### WORK TO DO
Find all the lines with "JSON" and gather them.

▽

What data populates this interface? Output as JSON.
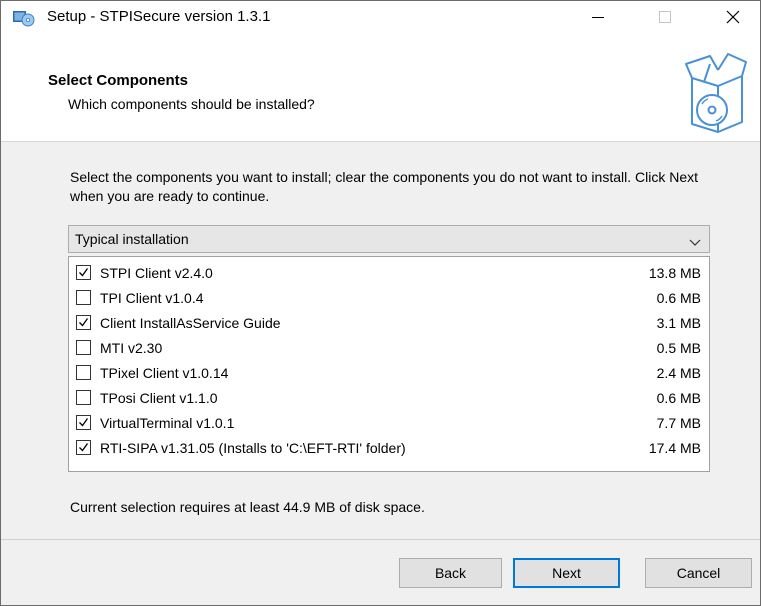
{
  "window": {
    "title": "Setup - STPISecure version 1.3.1",
    "icons": {
      "app": "setup-disc-icon",
      "minimize": "minimize-icon",
      "maximize": "maximize-icon",
      "close": "close-icon"
    }
  },
  "header": {
    "title": "Select Components",
    "subtitle": "Which components should be installed?",
    "icon": "software-box-icon"
  },
  "instructions": "Select the components you want to install; clear the components you do not want to install. Click Next when you are ready to continue.",
  "install_type": {
    "selected": "Typical installation",
    "icon": "chevron-down-icon"
  },
  "components": [
    {
      "label": "STPI Client v2.4.0",
      "size": "13.8 MB",
      "checked": true
    },
    {
      "label": "TPI Client v1.0.4",
      "size": "0.6 MB",
      "checked": false
    },
    {
      "label": "Client InstallAsService Guide",
      "size": "3.1 MB",
      "checked": true
    },
    {
      "label": "MTI v2.30",
      "size": "0.5 MB",
      "checked": false
    },
    {
      "label": "TPixel Client v1.0.14",
      "size": "2.4 MB",
      "checked": false
    },
    {
      "label": "TPosi Client v1.1.0",
      "size": "0.6 MB",
      "checked": false
    },
    {
      "label": "VirtualTerminal v1.0.1",
      "size": "7.7 MB",
      "checked": true
    },
    {
      "label": "RTI-SIPA v1.31.05 (Installs to 'C:\\EFT-RTI' folder)",
      "size": "17.4 MB",
      "checked": true
    }
  ],
  "disk_space": "Current selection requires at least 44.9 MB of disk space.",
  "buttons": {
    "back": "Back",
    "next": "Next",
    "cancel": "Cancel"
  },
  "colors": {
    "accent": "#0078d7",
    "box_icon": "#4a90d9"
  }
}
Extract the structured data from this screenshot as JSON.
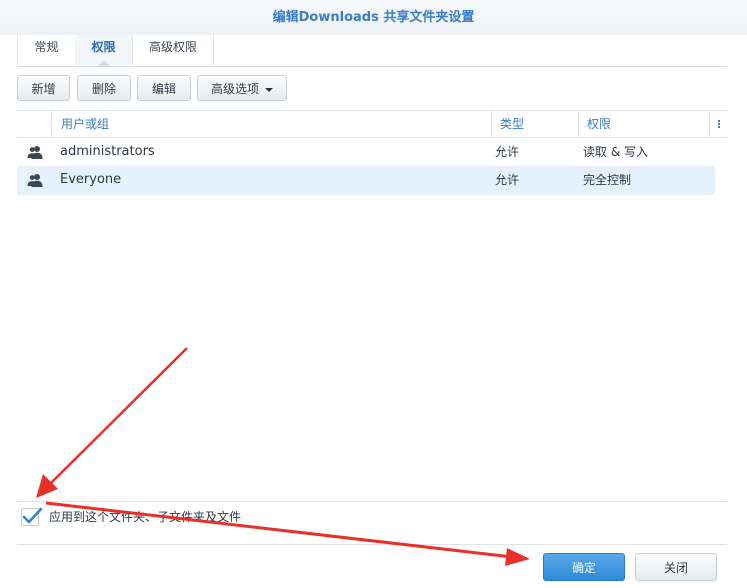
{
  "window": {
    "title": "编辑Downloads 共享文件夹设置"
  },
  "tabs": [
    {
      "label": "常规"
    },
    {
      "label": "权限"
    },
    {
      "label": "高级权限"
    }
  ],
  "toolbar": {
    "add_label": "新增",
    "delete_label": "删除",
    "edit_label": "编辑",
    "advanced_label": "高级选项"
  },
  "grid": {
    "columns": [
      "用户或组",
      "类型",
      "权限"
    ],
    "rows": [
      {
        "user": "administrators",
        "type": "允许",
        "permission": "读取 & 写入",
        "selected": false
      },
      {
        "user": "Everyone",
        "type": "允许",
        "permission": "完全控制",
        "selected": true
      }
    ]
  },
  "apply_option": {
    "label": "应用到这个文件夹、子文件夹及文件",
    "checked": true
  },
  "footer": {
    "ok_label": "确定",
    "close_label": "关闭"
  },
  "colors": {
    "accent": "#3a7dc8",
    "selected_row": "#e6f2fb",
    "primary_button": "#2f8ad8",
    "annotation_arrow": "#e8302a"
  },
  "icons": [
    "user-group-icon",
    "chevron-down-icon",
    "column-menu-icon",
    "checkmark-icon"
  ]
}
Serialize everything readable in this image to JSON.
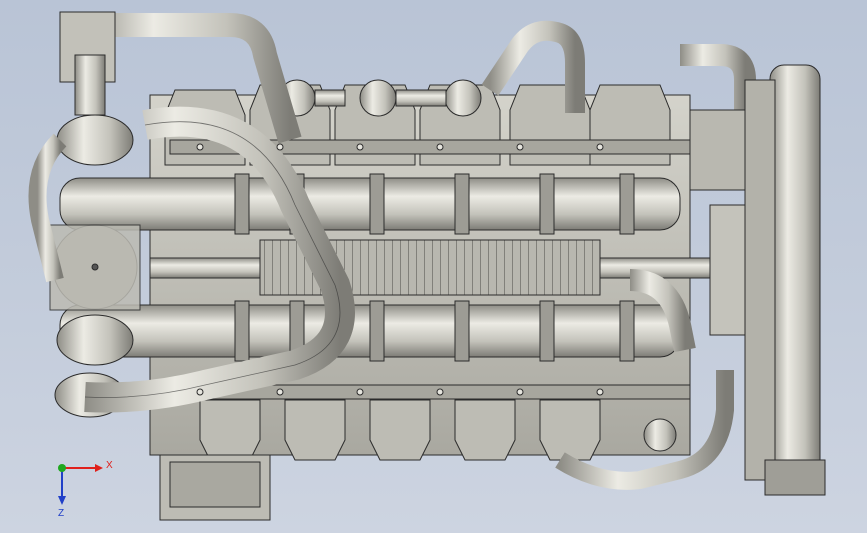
{
  "viewport": {
    "background_top": "#b9c4d6",
    "background_bottom": "#cdd4e1"
  },
  "model": {
    "metal_color": "#c7c6bd",
    "edge_color": "#2b2b2b"
  },
  "triad": {
    "x_label": "X",
    "z_label": "Z",
    "x_color": "#e0201b",
    "y_color": "#1fa81f",
    "z_color": "#2140c8"
  }
}
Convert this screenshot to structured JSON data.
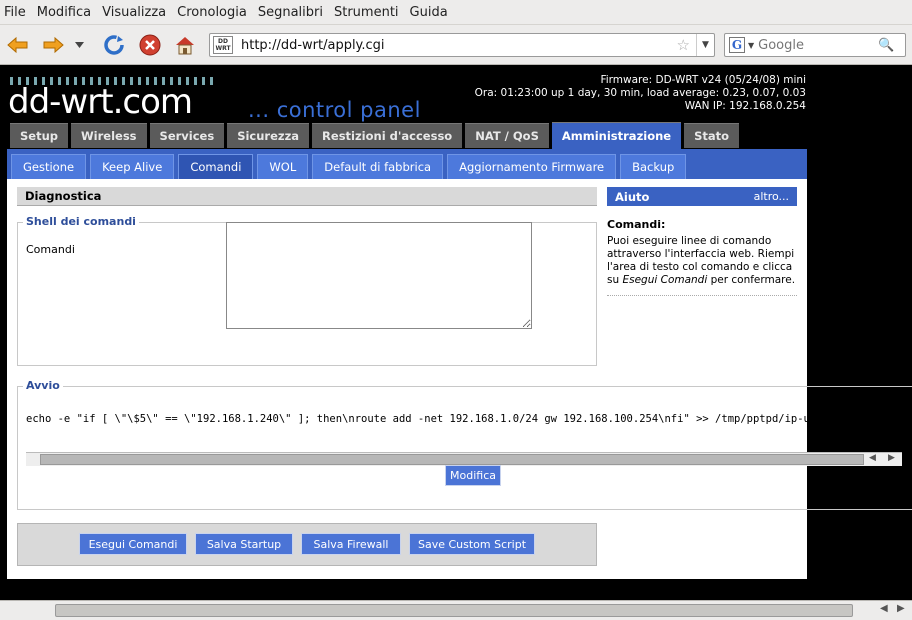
{
  "browser": {
    "menu": [
      {
        "label": "File"
      },
      {
        "label": "Modifica"
      },
      {
        "label": "Visualizza"
      },
      {
        "label": "Cronologia"
      },
      {
        "label": "Segnalibri"
      },
      {
        "label": "Strumenti"
      },
      {
        "label": "Guida"
      }
    ],
    "url": "http://dd-wrt/apply.cgi",
    "favicon_text": "DD WRT",
    "search_placeholder": "Google"
  },
  "header": {
    "logo": "dd-wrt",
    "logo_suffix": ".com",
    "control_panel": "... control panel",
    "firmware": "Firmware: DD-WRT v24 (05/24/08) mini",
    "uptime": "Ora: 01:23:00 up 1 day, 30 min, load average: 0.23, 0.07, 0.03",
    "wan_ip": "WAN IP: 192.168.0.254"
  },
  "main_tabs": [
    {
      "label": "Setup"
    },
    {
      "label": "Wireless"
    },
    {
      "label": "Services"
    },
    {
      "label": "Sicurezza"
    },
    {
      "label": "Restizioni d'accesso"
    },
    {
      "label": "NAT / QoS"
    },
    {
      "label": "Amministrazione"
    },
    {
      "label": "Stato"
    }
  ],
  "sub_tabs": [
    {
      "label": "Gestione"
    },
    {
      "label": "Keep Alive"
    },
    {
      "label": "Comandi"
    },
    {
      "label": "WOL"
    },
    {
      "label": "Default di fabbrica"
    },
    {
      "label": "Aggiornamento Firmware"
    },
    {
      "label": "Backup"
    }
  ],
  "diagnostics": {
    "title": "Diagnostica",
    "shell_legend": "Shell dei comandi",
    "commands_label": "Comandi",
    "commands_value": "",
    "startup_legend": "Avvio",
    "startup_script": "echo -e \"if [ \\\"\\$5\\\" == \\\"192.168.1.240\\\" ]; then\\nroute add -net 192.168.1.0/24 gw 192.168.100.254\\nfi\" >> /tmp/pptpd/ip-up",
    "modify_button": "Modifica"
  },
  "buttons": {
    "run": "Esegui Comandi",
    "save_startup": "Salva Startup",
    "save_firewall": "Salva Firewall",
    "save_custom": "Save Custom Script"
  },
  "help": {
    "title": "Aiuto",
    "more": "altro...",
    "section_title": "Comandi:",
    "text_1": "Puoi eseguire linee di comando attraverso l'interfaccia web. Riempi l'area di testo col comando e clicca su ",
    "text_em": "Esegui Comandi",
    "text_2": " per confermare."
  },
  "colors": {
    "accent": "#3a62c2",
    "tab_inactive": "#5b5b5b",
    "legend": "#2e4e9a"
  }
}
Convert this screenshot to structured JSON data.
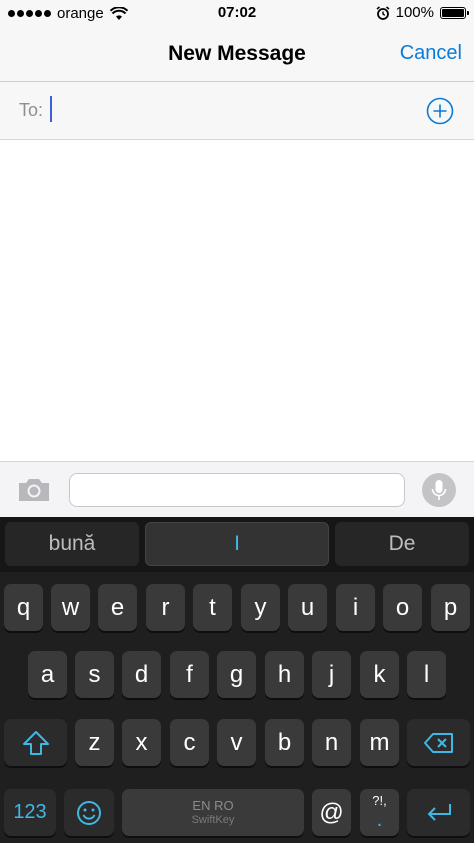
{
  "status_bar": {
    "carrier": "orange",
    "time": "07:02",
    "battery": "100%",
    "battery_level": 1.0
  },
  "nav": {
    "title": "New Message",
    "cancel_label": "Cancel"
  },
  "recipient": {
    "label": "To:",
    "value": ""
  },
  "compose": {
    "value": ""
  },
  "keyboard": {
    "predictions": [
      "bună",
      "I",
      "De"
    ],
    "row1": [
      "q",
      "w",
      "e",
      "r",
      "t",
      "y",
      "u",
      "i",
      "o",
      "p"
    ],
    "row2": [
      "a",
      "s",
      "d",
      "f",
      "g",
      "h",
      "j",
      "k",
      "l"
    ],
    "row3": [
      "z",
      "x",
      "c",
      "v",
      "b",
      "n",
      "m"
    ],
    "numbers_label": "123",
    "space_language": "EN RO",
    "space_brand": "SwiftKey",
    "at_label": "@",
    "punct_top": "?!,",
    "punct_bottom": "."
  },
  "colors": {
    "accent": "#0a7bd6",
    "keyboard_accent": "#3fb8e6",
    "caret": "#3a5fd9"
  },
  "icons": {
    "wifi": "wifi-icon",
    "alarm": "alarm-icon",
    "add_contact": "plus-circle-icon",
    "camera": "camera-icon",
    "mic": "microphone-icon",
    "shift": "shift-icon",
    "backspace": "backspace-icon",
    "emoji": "emoji-icon",
    "enter": "return-icon"
  }
}
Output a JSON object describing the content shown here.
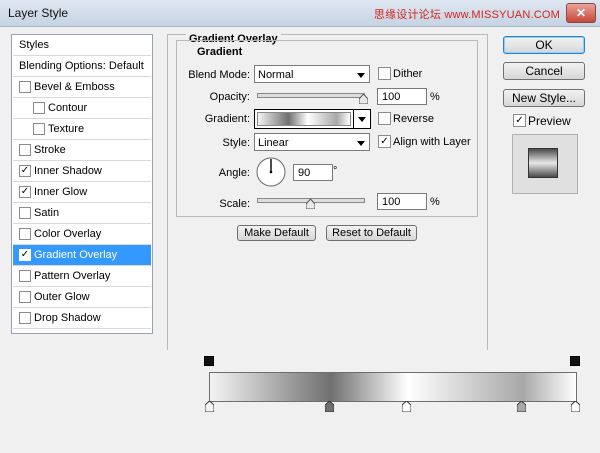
{
  "window": {
    "title": "Layer Style",
    "watermark": "思缘设计论坛 www.MISSYUAN.COM",
    "close": "✕"
  },
  "styles_list": {
    "header": "Styles",
    "blending": "Blending Options: Default",
    "items": [
      {
        "label": "Bevel & Emboss",
        "checked": false,
        "indent": false
      },
      {
        "label": "Contour",
        "checked": false,
        "indent": true
      },
      {
        "label": "Texture",
        "checked": false,
        "indent": true
      },
      {
        "label": "Stroke",
        "checked": false,
        "indent": false
      },
      {
        "label": "Inner Shadow",
        "checked": true,
        "indent": false
      },
      {
        "label": "Inner Glow",
        "checked": true,
        "indent": false
      },
      {
        "label": "Satin",
        "checked": false,
        "indent": false
      },
      {
        "label": "Color Overlay",
        "checked": false,
        "indent": false
      },
      {
        "label": "Gradient Overlay",
        "checked": true,
        "indent": false,
        "selected": true
      },
      {
        "label": "Pattern Overlay",
        "checked": false,
        "indent": false
      },
      {
        "label": "Outer Glow",
        "checked": false,
        "indent": false
      },
      {
        "label": "Drop Shadow",
        "checked": false,
        "indent": false
      }
    ]
  },
  "gradient_overlay": {
    "section_title": "Gradient Overlay",
    "group_title": "Gradient",
    "blend_mode_label": "Blend Mode:",
    "blend_mode_value": "Normal",
    "dither_label": "Dither",
    "dither_checked": false,
    "opacity_label": "Opacity:",
    "opacity_value": "100",
    "opacity_unit": "%",
    "opacity_level": 1.0,
    "gradient_label": "Gradient:",
    "reverse_label": "Reverse",
    "reverse_checked": false,
    "style_label": "Style:",
    "style_value": "Linear",
    "align_label": "Align with Layer",
    "align_checked": true,
    "angle_label": "Angle:",
    "angle_value": "90",
    "angle_unit": "°",
    "scale_label": "Scale:",
    "scale_value": "100",
    "scale_unit": "%",
    "scale_level": 0.5,
    "make_default": "Make Default",
    "reset_default": "Reset to Default"
  },
  "buttons": {
    "ok": "OK",
    "cancel": "Cancel",
    "new_style": "New Style...",
    "preview_label": "Preview",
    "preview_checked": true
  },
  "gradient_editor": {
    "colors": [
      "#f4f4f4",
      "#707070",
      "#ffffff",
      "#a8a8a8",
      "#ffffff"
    ],
    "color_stop_positions": [
      0,
      0.33,
      0.54,
      0.855,
      1.0
    ],
    "opacity_stop_positions": [
      0,
      1.0
    ]
  },
  "check_glyph": "✓"
}
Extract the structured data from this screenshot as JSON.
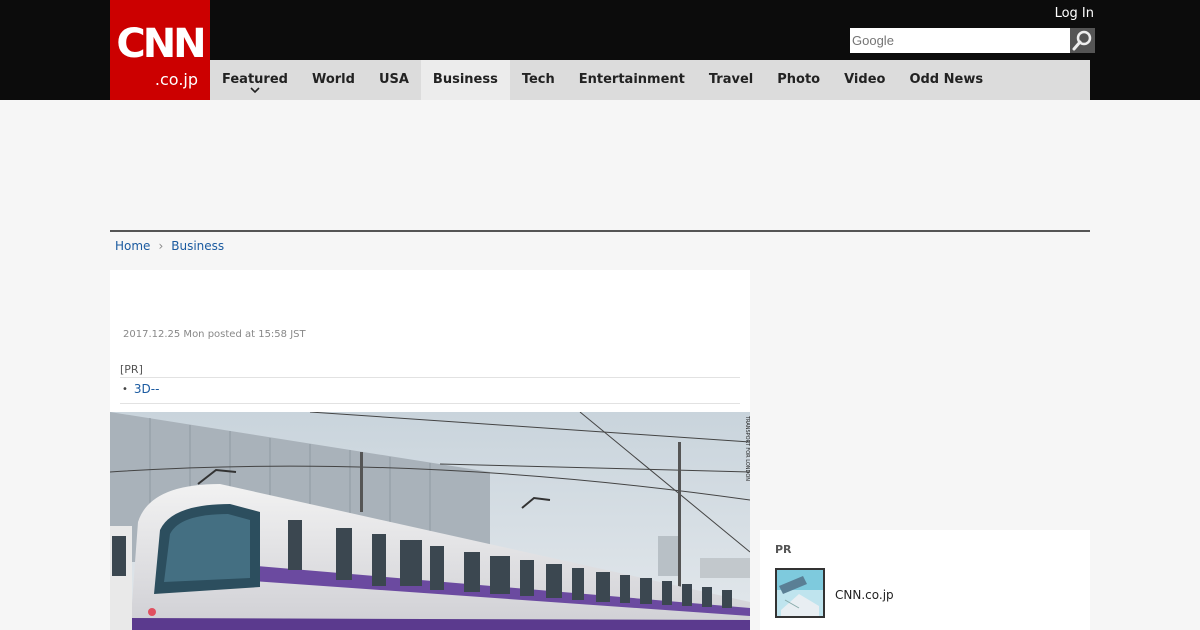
{
  "header": {
    "logo_main": "CNN",
    "logo_sub": ".co.jp",
    "login_label": "Log In",
    "search_placeholder": "Google"
  },
  "nav": {
    "items": [
      {
        "label": "Featured"
      },
      {
        "label": "World"
      },
      {
        "label": "USA"
      },
      {
        "label": "Business"
      },
      {
        "label": "Tech"
      },
      {
        "label": "Entertainment"
      },
      {
        "label": "Travel"
      },
      {
        "label": "Photo"
      },
      {
        "label": "Video"
      },
      {
        "label": "Odd News"
      }
    ],
    "active": "Business"
  },
  "breadcrumb": {
    "home": "Home",
    "separator": "›",
    "current": "Business"
  },
  "article": {
    "posted": "2017.12.25 Mon posted at 15:58 JST",
    "pr_label": "[PR]",
    "pr_link": "3D--",
    "image_credit": "TRANSPORT FOR LONDON"
  },
  "sidebar": {
    "pr_label": "PR",
    "item_label": "CNN.co.jp"
  },
  "colors": {
    "brand_red": "#cc0000",
    "header_bg": "#0c0c0c",
    "nav_bg": "#dcdcdc",
    "link": "#1a5aa0"
  },
  "icons": {
    "search": "magnifier-icon",
    "featured_dropdown": "chevron-down-icon",
    "breadcrumb_separator": "chevron-right-icon"
  }
}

△

### TASK SOLUTION
What data populates this interface? Output as JSON.
Extract the structured data from this screenshot as JSON.
Serialize everything readable in this image to JSON.
Convert this screenshot to structured JSON data.
Convert this screenshot to structured JSON data.
Output a JSON object describing the content shown here.
Extract the structured data from this screenshot as JSON.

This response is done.